_TASK DIRECTIONS_
Write out the full listing exactly as given, minus the images.

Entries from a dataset
______

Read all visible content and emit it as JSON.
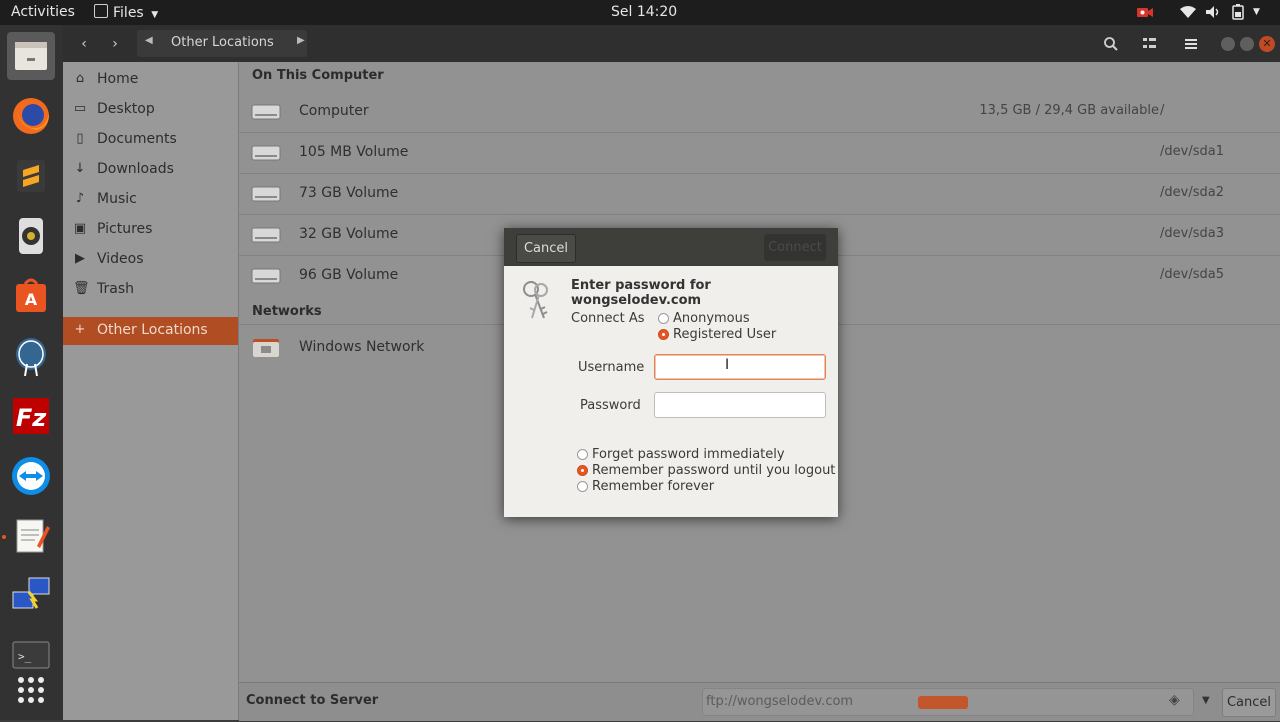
{
  "topbar": {
    "activities": "Activities",
    "app_menu": "Files",
    "clock": "Sel 14:20"
  },
  "headerbar": {
    "location": "Other Locations"
  },
  "sidebar": {
    "items": [
      {
        "label": "Home",
        "icon": "home-icon"
      },
      {
        "label": "Desktop",
        "icon": "desktop-icon"
      },
      {
        "label": "Documents",
        "icon": "documents-icon"
      },
      {
        "label": "Downloads",
        "icon": "downloads-icon"
      },
      {
        "label": "Music",
        "icon": "music-icon"
      },
      {
        "label": "Pictures",
        "icon": "pictures-icon"
      },
      {
        "label": "Videos",
        "icon": "videos-icon"
      },
      {
        "label": "Trash",
        "icon": "trash-icon"
      },
      {
        "label": "Other Locations",
        "icon": "plus-icon"
      }
    ]
  },
  "content": {
    "on_this_computer": "On This Computer",
    "networks": "Networks",
    "volumes": [
      {
        "name": "Computer",
        "available": "13,5 GB / 29,4 GB available",
        "path": "/"
      },
      {
        "name": "105 MB Volume",
        "available": "",
        "path": "/dev/sda1"
      },
      {
        "name": "73 GB Volume",
        "available": "",
        "path": "/dev/sda2"
      },
      {
        "name": "32 GB Volume",
        "available": "",
        "path": "/dev/sda3"
      },
      {
        "name": "96 GB Volume",
        "available": "",
        "path": "/dev/sda5"
      }
    ],
    "network_items": [
      {
        "name": "Windows Network"
      }
    ]
  },
  "bottombar": {
    "label": "Connect to Server",
    "server_address": "ftp://wongselodev.com",
    "cancel": "Cancel"
  },
  "dialog": {
    "cancel": "Cancel",
    "connect": "Connect",
    "title": "Enter password for wongselodev.com",
    "connect_as_label": "Connect As",
    "anonymous": "Anonymous",
    "registered_user": "Registered User",
    "username_label": "Username",
    "password_label": "Password",
    "username_value": "",
    "password_value": "",
    "forget_immediately": "Forget password immediately",
    "remember_logout": "Remember password until you logout",
    "remember_forever": "Remember forever"
  },
  "colors": {
    "accent": "#e95420",
    "sidebar_active": "#b14d22"
  }
}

______

_THE RESPONSE_
Read all visible content and emit it as JSON.
{
  "topbar": {
    "activities": "Activities",
    "app_menu": "Files",
    "clock": "Sel 14:20"
  },
  "headerbar": {
    "location": "Other Locations"
  },
  "sidebar": {
    "items": [
      {
        "label": "Home",
        "icon": "home-icon"
      },
      {
        "label": "Desktop",
        "icon": "desktop-icon"
      },
      {
        "label": "Documents",
        "icon": "documents-icon"
      },
      {
        "label": "Downloads",
        "icon": "downloads-icon"
      },
      {
        "label": "Music",
        "icon": "music-icon"
      },
      {
        "label": "Pictures",
        "icon": "pictures-icon"
      },
      {
        "label": "Videos",
        "icon": "videos-icon"
      },
      {
        "label": "Trash",
        "icon": "trash-icon"
      },
      {
        "label": "Other Locations",
        "icon": "plus-icon"
      }
    ]
  },
  "content": {
    "on_this_computer": "On This Computer",
    "networks": "Networks",
    "volumes": [
      {
        "name": "Computer",
        "available": "13,5 GB / 29,4 GB available",
        "path": "/"
      },
      {
        "name": "105 MB Volume",
        "available": "",
        "path": "/dev/sda1"
      },
      {
        "name": "73 GB Volume",
        "available": "",
        "path": "/dev/sda2"
      },
      {
        "name": "32 GB Volume",
        "available": "",
        "path": "/dev/sda3"
      },
      {
        "name": "96 GB Volume",
        "available": "",
        "path": "/dev/sda5"
      }
    ],
    "network_items": [
      {
        "name": "Windows Network"
      }
    ]
  },
  "bottombar": {
    "label": "Connect to Server",
    "server_address": "ftp://wongselodev.com",
    "cancel": "Cancel"
  },
  "dialog": {
    "cancel": "Cancel",
    "connect": "Connect",
    "title": "Enter password for wongselodev.com",
    "connect_as_label": "Connect As",
    "anonymous": "Anonymous",
    "registered_user": "Registered User",
    "username_label": "Username",
    "password_label": "Password",
    "username_value": "",
    "password_value": "",
    "forget_immediately": "Forget password immediately",
    "remember_logout": "Remember password until you logout",
    "remember_forever": "Remember forever"
  },
  "colors": {
    "accent": "#e95420",
    "sidebar_active": "#b14d22"
  }
}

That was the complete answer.